*STATED EXERCISE*
Repeat every line of the listing below exactly, minus the pictures.

Collection entries:
★ ★ ★ ★ ★

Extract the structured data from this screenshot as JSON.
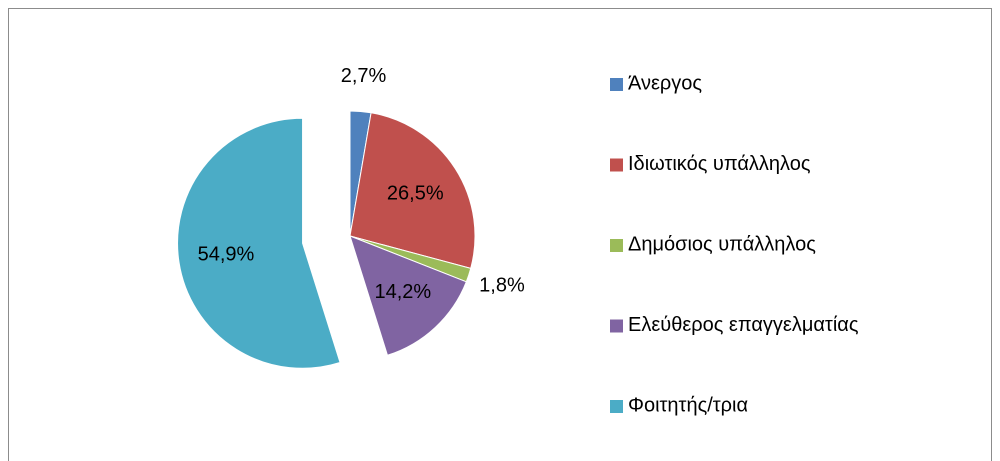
{
  "chart_data": {
    "type": "pie",
    "categories": [
      "Άνεργος",
      "Ιδιωτικός υπάλληλος",
      "Δημόσιος υπάλληλος",
      "Ελεύθερος επαγγελματίας",
      "Φοιτητής/τρια"
    ],
    "values": [
      2.7,
      26.5,
      1.8,
      14.2,
      54.9
    ],
    "value_labels": [
      "2,7%",
      "26,5%",
      "1,8%",
      "14,2%",
      "54,9%"
    ],
    "colors": [
      "#4f81bd",
      "#c0504d",
      "#9bbb59",
      "#8064a2",
      "#4bacc6"
    ],
    "exploded": [
      false,
      false,
      false,
      false,
      true
    ],
    "legend": "right"
  }
}
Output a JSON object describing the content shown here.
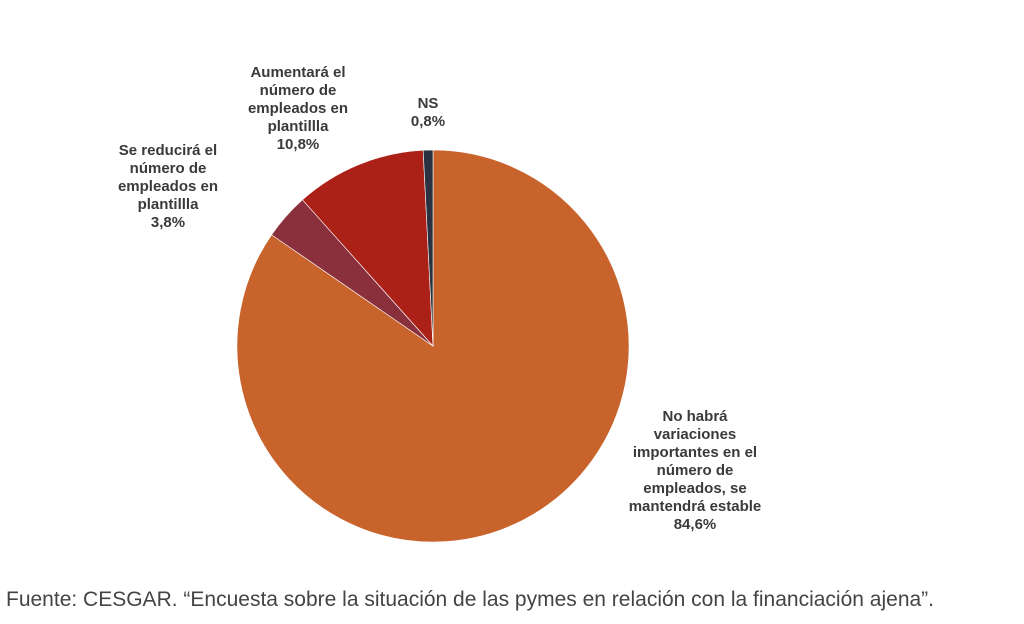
{
  "chart_data": {
    "type": "pie",
    "slices": [
      {
        "label_lines": [
          "No habrá",
          "variaciones",
          "importantes en el",
          "número de",
          "empleados, se",
          "mantendrá estable"
        ],
        "value_label": "84,6%",
        "value": 84.6,
        "color": "#c8632c"
      },
      {
        "label_lines": [
          "Se reducirá el",
          "número de",
          "empleados en",
          "plantillla"
        ],
        "value_label": "3,8%",
        "value": 3.8,
        "color": "#8a2f3c"
      },
      {
        "label_lines": [
          "Aumentará el",
          "número de",
          "empleados en",
          "plantillla"
        ],
        "value_label": "10,8%",
        "value": 10.8,
        "color": "#ab2118"
      },
      {
        "label_lines": [
          "NS"
        ],
        "value_label": "0,8%",
        "value": 0.8,
        "color": "#2a3140"
      }
    ]
  },
  "source": "Fuente: CESGAR. “Encuesta sobre la situación de las pymes en relación con la financiación ajena”."
}
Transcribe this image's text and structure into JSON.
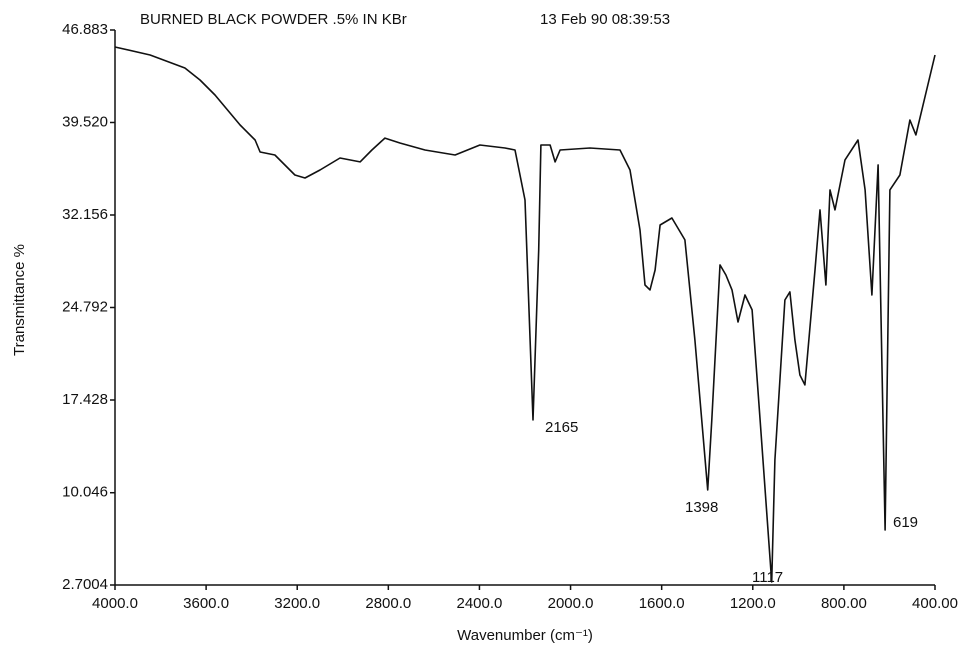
{
  "chart_data": {
    "type": "line",
    "title": "BURNED BLACK POWDER .5% IN KBr",
    "subtitle": "13 Feb 90 08:39:53",
    "xlabel": "Wavenumber (cm⁻¹)",
    "ylabel": "Transmittance %",
    "color": "#111111",
    "grid": false,
    "xlim": [
      4000,
      400
    ],
    "ylim": [
      2.7004,
      46.883
    ],
    "xticks": [
      {
        "value": 4000,
        "label": "4000.0"
      },
      {
        "value": 3600,
        "label": "3600.0"
      },
      {
        "value": 3200,
        "label": "3200.0"
      },
      {
        "value": 2800,
        "label": "2800.0"
      },
      {
        "value": 2400,
        "label": "2400.0"
      },
      {
        "value": 2000,
        "label": "2000.0"
      },
      {
        "value": 1600,
        "label": "1600.0"
      },
      {
        "value": 1200,
        "label": "1200.0"
      },
      {
        "value": 800,
        "label": "800.00"
      },
      {
        "value": 400,
        "label": "400.00"
      }
    ],
    "yticks": [
      46.883,
      {
        "value": 39.52,
        "label": "39.520"
      },
      32.156,
      24.792,
      17.428,
      10.046,
      2.7004
    ],
    "x": [
      4000,
      3846,
      3693,
      3627,
      3561,
      3451,
      3385,
      3363,
      3298,
      3210,
      3166,
      3100,
      3012,
      2924,
      2872,
      2815,
      2749,
      2639,
      2507,
      2398,
      2288,
      2244,
      2200,
      2165,
      2140,
      2130,
      2090,
      2068,
      2046,
      1915,
      1783,
      1739,
      1695,
      1673,
      1651,
      1629,
      1607,
      1555,
      1498,
      1454,
      1398,
      1380,
      1344,
      1318,
      1291,
      1265,
      1234,
      1203,
      1168,
      1117,
      1103,
      1059,
      1037,
      1015,
      993,
      971,
      927,
      905,
      879,
      861,
      839,
      795,
      738,
      707,
      677,
      650,
      619,
      598,
      554,
      510,
      484,
      400
    ],
    "values": [
      45.53,
      44.89,
      43.86,
      42.9,
      41.71,
      39.32,
      38.13,
      37.17,
      36.93,
      35.34,
      35.1,
      35.74,
      36.69,
      36.38,
      37.33,
      38.28,
      37.89,
      37.33,
      36.93,
      37.73,
      37.49,
      37.33,
      33.35,
      15.84,
      29.37,
      37.73,
      37.73,
      36.38,
      37.33,
      37.49,
      37.33,
      35.74,
      30.96,
      26.58,
      26.19,
      27.78,
      31.36,
      31.92,
      30.17,
      22.21,
      10.27,
      15.84,
      28.18,
      27.38,
      26.19,
      23.64,
      25.79,
      24.6,
      15.84,
      2.94,
      12.65,
      25.39,
      26.03,
      22.21,
      19.42,
      18.63,
      27.78,
      32.56,
      26.58,
      34.15,
      32.56,
      36.54,
      38.13,
      34.15,
      25.79,
      36.14,
      7.08,
      34.15,
      35.34,
      39.72,
      38.53,
      44.89
    ],
    "annotations": [
      "2165",
      "1398",
      "1117",
      "619"
    ]
  }
}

★ ★ ★ ★ ★

*TASK ANSWER*
Extract the structured data from this screenshot as JSON.
{
  "chart_data": {
    "type": "pie",
    "categories": [
      "Άνεργος",
      "Ιδιωτικός υπάλληλος",
      "Δημόσιος υπάλληλος",
      "Ελεύθερος επαγγελματίας",
      "Φοιτητής/τρια"
    ],
    "values": [
      2.7,
      26.5,
      1.8,
      14.2,
      54.9
    ],
    "value_labels": [
      "2,7%",
      "26,5%",
      "1,8%",
      "14,2%",
      "54,9%"
    ],
    "colors": [
      "#4f81bd",
      "#c0504d",
      "#9bbb59",
      "#8064a2",
      "#4bacc6"
    ],
    "exploded": [
      false,
      false,
      false,
      false,
      true
    ],
    "legend": "right"
  }
}
Output a JSON object describing the content shown here.
{
  "chart_data": {
    "type": "pie",
    "slices": [
      {
        "label_lines": [
          "No habrá",
          "variaciones",
          "importantes en el",
          "número de",
          "empleados, se",
          "mantendrá estable"
        ],
        "value_label": "84,6%",
        "value": 84.6,
        "color": "#c8632c"
      },
      {
        "label_lines": [
          "Se reducirá el",
          "número de",
          "empleados en",
          "plantillla"
        ],
        "value_label": "3,8%",
        "value": 3.8,
        "color": "#8a2f3c"
      },
      {
        "label_lines": [
          "Aumentará el",
          "número de",
          "empleados en",
          "plantillla"
        ],
        "value_label": "10,8%",
        "value": 10.8,
        "color": "#ab2118"
      },
      {
        "label_lines": [
          "NS"
        ],
        "value_label": "0,8%",
        "value": 0.8,
        "color": "#2a3140"
      }
    ]
  },
  "source": "Fuente: CESGAR. “Encuesta sobre la situación de las pymes en relación con la financiación ajena”."
}
Transcribe this image's text and structure into JSON.
{
  "chart_data": {
    "type": "line",
    "title": "BURNED BLACK POWDER .5% IN KBr",
    "subtitle": "13 Feb 90 08:39:53",
    "xlabel": "Wavenumber (cm⁻¹)",
    "ylabel": "Transmittance %",
    "color": "#111111",
    "grid": false,
    "xlim": [
      4000,
      400
    ],
    "ylim": [
      2.7004,
      46.883
    ],
    "xticks": [
      {
        "value": 4000,
        "label": "4000.0"
      },
      {
        "value": 3600,
        "label": "3600.0"
      },
      {
        "value": 3200,
        "label": "3200.0"
      },
      {
        "value": 2800,
        "label": "2800.0"
      },
      {
        "value": 2400,
        "label": "2400.0"
      },
      {
        "value": 2000,
        "label": "2000.0"
      },
      {
        "value": 1600,
        "label": "1600.0"
      },
      {
        "value": 1200,
        "label": "1200.0"
      },
      {
        "value": 800,
        "label": "800.00"
      },
      {
        "value": 400,
        "label": "400.00"
      }
    ],
    "yticks": [
      46.883,
      {
        "value": 39.52,
        "label": "39.520"
      },
      32.156,
      24.792,
      17.428,
      10.046,
      2.7004
    ],
    "x": [
      4000,
      3846,
      3693,
      3627,
      3561,
      3451,
      3385,
      3363,
      3298,
      3210,
      3166,
      3100,
      3012,
      2924,
      2872,
      2815,
      2749,
      2639,
      2507,
      2398,
      2288,
      2244,
      2200,
      2165,
      2140,
      2130,
      2090,
      2068,
      2046,
      1915,
      1783,
      1739,
      1695,
      1673,
      1651,
      1629,
      1607,
      1555,
      1498,
      1454,
      1398,
      1380,
      1344,
      1318,
      1291,
      1265,
      1234,
      1203,
      1168,
      1117,
      1103,
      1059,
      1037,
      1015,
      993,
      971,
      927,
      905,
      879,
      861,
      839,
      795,
      738,
      707,
      677,
      650,
      619,
      598,
      554,
      510,
      484,
      400
    ],
    "values": [
      45.53,
      44.89,
      43.86,
      42.9,
      41.71,
      39.32,
      38.13,
      37.17,
      36.93,
      35.34,
      35.1,
      35.74,
      36.69,
      36.38,
      37.33,
      38.28,
      37.89,
      37.33,
      36.93,
      37.73,
      37.49,
      37.33,
      33.35,
      15.84,
      29.37,
      37.73,
      37.73,
      36.38,
      37.33,
      37.49,
      37.33,
      35.74,
      30.96,
      26.58,
      26.19,
      27.78,
      31.36,
      31.92,
      30.17,
      22.21,
      10.27,
      15.84,
      28.18,
      27.38,
      26.19,
      23.64,
      25.79,
      24.6,
      15.84,
      2.94,
      12.65,
      25.39,
      26.03,
      22.21,
      19.42,
      18.63,
      27.78,
      32.56,
      26.58,
      34.15,
      32.56,
      36.54,
      38.13,
      34.15,
      25.79,
      36.14,
      7.08,
      34.15,
      35.34,
      39.72,
      38.53,
      44.89
    ],
    "annotations": [
      "2165",
      "1398",
      "1117",
      "619"
    ]
  }
}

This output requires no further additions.